Could you rewrite the listing below with "GSM71662" renamed to "GSM71699" everywhere it occurs and every other line left as it is? Omit the pictures from your version.

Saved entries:
'''

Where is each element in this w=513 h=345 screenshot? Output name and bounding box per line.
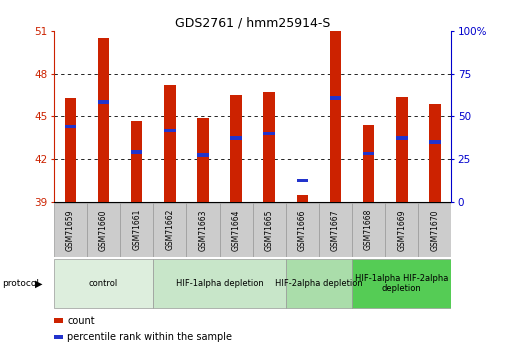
Bar — [54, 259, 153, 308]
Bar — [286, 203, 319, 257]
Bar — [429, 140, 441, 144]
Text: GSM71662: GSM71662 — [165, 209, 174, 250]
Bar — [396, 136, 407, 140]
Bar — [230, 136, 242, 140]
Bar — [131, 121, 143, 202]
Bar — [286, 259, 352, 308]
Bar — [220, 203, 252, 257]
Text: HIF-2alpha depletion: HIF-2alpha depletion — [275, 279, 363, 288]
Bar — [197, 118, 209, 202]
Bar — [153, 203, 186, 257]
Bar — [87, 203, 120, 257]
Bar — [186, 203, 220, 257]
Bar — [263, 92, 275, 202]
Bar — [131, 150, 143, 154]
Text: control: control — [89, 279, 118, 288]
Bar — [197, 153, 209, 157]
Bar — [297, 195, 308, 202]
Text: ▶: ▶ — [35, 279, 43, 288]
Bar — [429, 104, 441, 202]
Bar — [98, 100, 109, 104]
Bar — [98, 38, 109, 202]
Text: GSM71670: GSM71670 — [430, 209, 439, 250]
Text: GSM71660: GSM71660 — [99, 209, 108, 250]
Text: GSM71667: GSM71667 — [331, 209, 340, 250]
Bar — [54, 203, 87, 257]
Text: GSM71664: GSM71664 — [231, 209, 241, 250]
Text: protocol: protocol — [3, 279, 40, 288]
Bar — [65, 98, 76, 202]
Text: GSM71659: GSM71659 — [66, 209, 75, 250]
Text: GSM71663: GSM71663 — [199, 209, 207, 250]
Bar — [363, 125, 374, 202]
Bar — [297, 179, 308, 182]
Bar — [319, 203, 352, 257]
Bar — [252, 203, 286, 257]
Bar — [230, 95, 242, 202]
Bar — [363, 152, 374, 155]
Bar — [120, 203, 153, 257]
Bar — [396, 97, 407, 202]
Title: GDS2761 / hmm25914-S: GDS2761 / hmm25914-S — [175, 17, 330, 30]
Text: GSM71661: GSM71661 — [132, 209, 141, 250]
Text: GSM71666: GSM71666 — [298, 209, 307, 250]
Bar — [385, 203, 418, 257]
Text: HIF-1alpha depletion: HIF-1alpha depletion — [175, 279, 263, 288]
Bar — [65, 125, 76, 128]
Text: HIF-1alpha HIF-2alpha
depletion: HIF-1alpha HIF-2alpha depletion — [355, 274, 448, 293]
Bar — [418, 203, 451, 257]
Bar — [352, 203, 385, 257]
Text: percentile rank within the sample: percentile rank within the sample — [67, 332, 232, 342]
Text: GSM71665: GSM71665 — [265, 209, 274, 250]
Bar — [263, 132, 275, 135]
Bar — [330, 96, 341, 100]
Bar — [164, 85, 175, 202]
Bar — [164, 129, 175, 132]
Bar — [352, 259, 451, 308]
Bar — [153, 259, 286, 308]
Bar — [330, 31, 341, 202]
Text: GSM71668: GSM71668 — [364, 209, 373, 250]
Text: count: count — [67, 316, 95, 325]
Text: GSM71669: GSM71669 — [397, 209, 406, 250]
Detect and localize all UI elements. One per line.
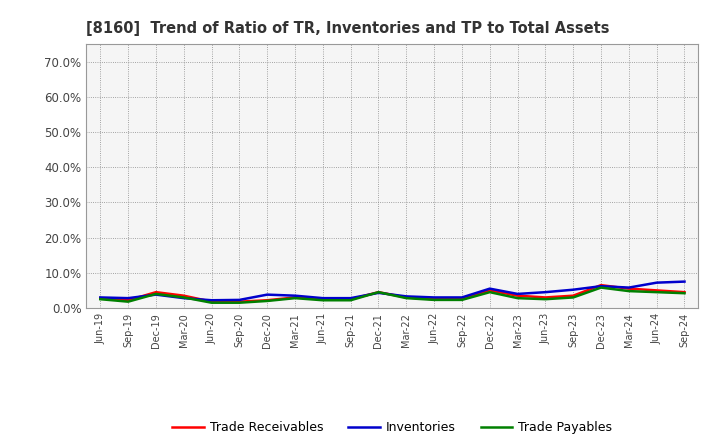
Trade Payables	[402, 296, 410, 301]
Inventories	[624, 285, 633, 290]
Trade Payables	[263, 298, 271, 304]
Inventories	[96, 295, 104, 300]
Trade Receivables	[318, 297, 327, 302]
Line: Trade Payables: Trade Payables	[100, 288, 685, 303]
Trade Payables	[124, 299, 132, 304]
Inventories	[374, 290, 383, 296]
Trade Receivables	[458, 297, 467, 302]
Trade Payables	[179, 295, 188, 300]
Trade Payables	[569, 295, 577, 300]
Trade Receivables	[430, 297, 438, 302]
Trade Receivables	[624, 286, 633, 291]
Trade Payables	[207, 300, 216, 305]
Trade Receivables	[569, 293, 577, 298]
Trade Receivables	[263, 297, 271, 303]
Trade Payables	[652, 290, 661, 295]
Inventories	[458, 295, 467, 300]
Trade Receivables	[235, 299, 243, 304]
Trade Receivables	[346, 297, 355, 302]
Inventories	[569, 287, 577, 292]
Trade Receivables	[291, 295, 300, 300]
Inventories	[318, 296, 327, 301]
Inventories	[235, 297, 243, 303]
Trade Receivables	[402, 295, 410, 300]
Trade Payables	[624, 289, 633, 294]
Inventories	[430, 295, 438, 300]
Trade Payables	[513, 296, 522, 301]
Inventories	[485, 286, 494, 291]
Trade Payables	[235, 300, 243, 305]
Line: Trade Receivables: Trade Receivables	[100, 285, 685, 302]
Trade Payables	[541, 297, 550, 302]
Trade Payables	[458, 297, 467, 303]
Trade Payables	[374, 290, 383, 295]
Trade Payables	[430, 297, 438, 303]
Trade Receivables	[96, 296, 104, 301]
Trade Payables	[152, 291, 161, 297]
Trade Receivables	[597, 282, 606, 288]
Trade Payables	[597, 285, 606, 290]
Text: [8160]  Trend of Ratio of TR, Inventories and TP to Total Assets: [8160] Trend of Ratio of TR, Inventories…	[86, 21, 610, 36]
Inventories	[402, 294, 410, 299]
Trade Payables	[96, 297, 104, 302]
Inventories	[346, 296, 355, 301]
Inventories	[680, 279, 689, 284]
Inventories	[152, 292, 161, 297]
Inventories	[513, 291, 522, 297]
Trade Receivables	[485, 288, 494, 293]
Inventories	[179, 296, 188, 301]
Trade Receivables	[541, 295, 550, 300]
Inventories	[207, 297, 216, 303]
Inventories	[541, 290, 550, 295]
Trade Receivables	[152, 290, 161, 295]
Inventories	[597, 283, 606, 289]
Trade Payables	[680, 290, 689, 296]
Trade Payables	[485, 290, 494, 295]
Inventories	[291, 293, 300, 298]
Trade Payables	[291, 296, 300, 301]
Trade Receivables	[207, 299, 216, 304]
Trade Payables	[318, 297, 327, 303]
Trade Receivables	[179, 293, 188, 298]
Line: Inventories: Inventories	[100, 282, 685, 300]
Trade Receivables	[124, 297, 132, 303]
Trade Receivables	[374, 290, 383, 295]
Inventories	[263, 292, 271, 297]
Trade Receivables	[513, 293, 522, 298]
Trade Payables	[346, 297, 355, 303]
Legend: Trade Receivables, Inventories, Trade Payables: Trade Receivables, Inventories, Trade Pa…	[168, 416, 617, 439]
Trade Receivables	[680, 290, 689, 295]
Inventories	[124, 296, 132, 301]
Inventories	[652, 280, 661, 285]
Trade Receivables	[652, 288, 661, 293]
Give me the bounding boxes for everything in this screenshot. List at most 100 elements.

'''

Response to the exercise:
Where is each element in this w=513 h=345 screenshot? Output name and bounding box per line.
Bar — [54, 259, 153, 308]
Bar — [286, 203, 319, 257]
Bar — [429, 140, 441, 144]
Text: GSM71699: GSM71699 — [165, 209, 174, 250]
Bar — [396, 136, 407, 140]
Bar — [230, 136, 242, 140]
Bar — [131, 121, 143, 202]
Bar — [286, 259, 352, 308]
Bar — [220, 203, 252, 257]
Text: HIF-2alpha depletion: HIF-2alpha depletion — [275, 279, 363, 288]
Bar — [197, 118, 209, 202]
Bar — [153, 203, 186, 257]
Bar — [87, 203, 120, 257]
Bar — [186, 203, 220, 257]
Bar — [263, 92, 275, 202]
Bar — [131, 150, 143, 154]
Text: control: control — [89, 279, 118, 288]
Bar — [197, 153, 209, 157]
Bar — [297, 195, 308, 202]
Text: ▶: ▶ — [35, 279, 43, 288]
Bar — [429, 104, 441, 202]
Bar — [98, 100, 109, 104]
Bar — [98, 38, 109, 202]
Text: GSM71670: GSM71670 — [430, 209, 439, 250]
Text: GSM71660: GSM71660 — [99, 209, 108, 250]
Text: GSM71667: GSM71667 — [331, 209, 340, 250]
Bar — [54, 203, 87, 257]
Text: GSM71664: GSM71664 — [231, 209, 241, 250]
Text: protocol: protocol — [3, 279, 40, 288]
Bar — [65, 98, 76, 202]
Text: GSM71659: GSM71659 — [66, 209, 75, 250]
Text: GSM71663: GSM71663 — [199, 209, 207, 250]
Bar — [363, 125, 374, 202]
Bar — [297, 179, 308, 182]
Bar — [319, 203, 352, 257]
Bar — [252, 203, 286, 257]
Bar — [230, 95, 242, 202]
Bar — [363, 152, 374, 155]
Bar — [120, 203, 153, 257]
Bar — [396, 97, 407, 202]
Title: GDS2761 / hmm25914-S: GDS2761 / hmm25914-S — [175, 17, 330, 30]
Text: GSM71661: GSM71661 — [132, 209, 141, 250]
Text: GSM71666: GSM71666 — [298, 209, 307, 250]
Bar — [385, 203, 418, 257]
Text: HIF-1alpha depletion: HIF-1alpha depletion — [175, 279, 263, 288]
Bar — [65, 125, 76, 128]
Text: HIF-1alpha HIF-2alpha
depletion: HIF-1alpha HIF-2alpha depletion — [355, 274, 448, 293]
Bar — [418, 203, 451, 257]
Bar — [352, 203, 385, 257]
Text: percentile rank within the sample: percentile rank within the sample — [67, 332, 232, 342]
Text: GSM71665: GSM71665 — [265, 209, 274, 250]
Bar — [263, 132, 275, 135]
Bar — [330, 96, 341, 100]
Bar — [164, 85, 175, 202]
Bar — [164, 129, 175, 132]
Bar — [352, 259, 451, 308]
Bar — [153, 259, 286, 308]
Bar — [330, 31, 341, 202]
Text: GSM71668: GSM71668 — [364, 209, 373, 250]
Text: count: count — [67, 316, 95, 325]
Text: GSM71669: GSM71669 — [397, 209, 406, 250]
Detect and localize all UI elements. One per line.
Trade Payables	[402, 296, 410, 301]
Inventories	[624, 285, 633, 290]
Trade Payables	[263, 298, 271, 304]
Inventories	[96, 295, 104, 300]
Trade Receivables	[318, 297, 327, 302]
Line: Trade Payables: Trade Payables	[100, 288, 685, 303]
Trade Payables	[124, 299, 132, 304]
Inventories	[374, 290, 383, 296]
Trade Receivables	[458, 297, 467, 302]
Trade Payables	[179, 295, 188, 300]
Trade Payables	[569, 295, 577, 300]
Trade Receivables	[430, 297, 438, 302]
Trade Receivables	[624, 286, 633, 291]
Trade Payables	[207, 300, 216, 305]
Trade Receivables	[569, 293, 577, 298]
Trade Receivables	[263, 297, 271, 303]
Trade Payables	[652, 290, 661, 295]
Inventories	[458, 295, 467, 300]
Trade Receivables	[235, 299, 243, 304]
Trade Receivables	[346, 297, 355, 302]
Inventories	[569, 287, 577, 292]
Trade Receivables	[291, 295, 300, 300]
Inventories	[318, 296, 327, 301]
Inventories	[235, 297, 243, 303]
Trade Receivables	[402, 295, 410, 300]
Trade Payables	[624, 289, 633, 294]
Inventories	[430, 295, 438, 300]
Trade Payables	[513, 296, 522, 301]
Inventories	[485, 286, 494, 291]
Trade Payables	[235, 300, 243, 305]
Line: Trade Receivables: Trade Receivables	[100, 285, 685, 302]
Trade Payables	[541, 297, 550, 302]
Trade Payables	[458, 297, 467, 303]
Trade Payables	[374, 290, 383, 295]
Trade Payables	[430, 297, 438, 303]
Trade Receivables	[96, 296, 104, 301]
Trade Payables	[152, 291, 161, 297]
Trade Receivables	[597, 282, 606, 288]
Trade Payables	[597, 285, 606, 290]
Text: [8160]  Trend of Ratio of TR, Inventories and TP to Total Assets: [8160] Trend of Ratio of TR, Inventories…	[86, 21, 610, 36]
Inventories	[402, 294, 410, 299]
Trade Payables	[96, 297, 104, 302]
Inventories	[346, 296, 355, 301]
Inventories	[680, 279, 689, 284]
Inventories	[152, 292, 161, 297]
Inventories	[513, 291, 522, 297]
Trade Receivables	[485, 288, 494, 293]
Inventories	[179, 296, 188, 301]
Trade Receivables	[541, 295, 550, 300]
Inventories	[207, 297, 216, 303]
Inventories	[541, 290, 550, 295]
Trade Receivables	[152, 290, 161, 295]
Inventories	[597, 283, 606, 289]
Trade Payables	[680, 290, 689, 296]
Trade Payables	[485, 290, 494, 295]
Inventories	[291, 293, 300, 298]
Trade Payables	[291, 296, 300, 301]
Trade Receivables	[207, 299, 216, 304]
Trade Payables	[318, 297, 327, 303]
Trade Receivables	[179, 293, 188, 298]
Line: Inventories: Inventories	[100, 282, 685, 300]
Trade Receivables	[124, 297, 132, 303]
Trade Receivables	[374, 290, 383, 295]
Inventories	[263, 292, 271, 297]
Trade Receivables	[513, 293, 522, 298]
Trade Payables	[346, 297, 355, 303]
Legend: Trade Receivables, Inventories, Trade Payables: Trade Receivables, Inventories, Trade Pa…	[168, 416, 617, 439]
Trade Receivables	[680, 290, 689, 295]
Inventories	[124, 296, 132, 301]
Inventories	[652, 280, 661, 285]
Trade Receivables	[652, 288, 661, 293]
Give me the bounding boxes for everything in this screenshot. List at most 100 elements.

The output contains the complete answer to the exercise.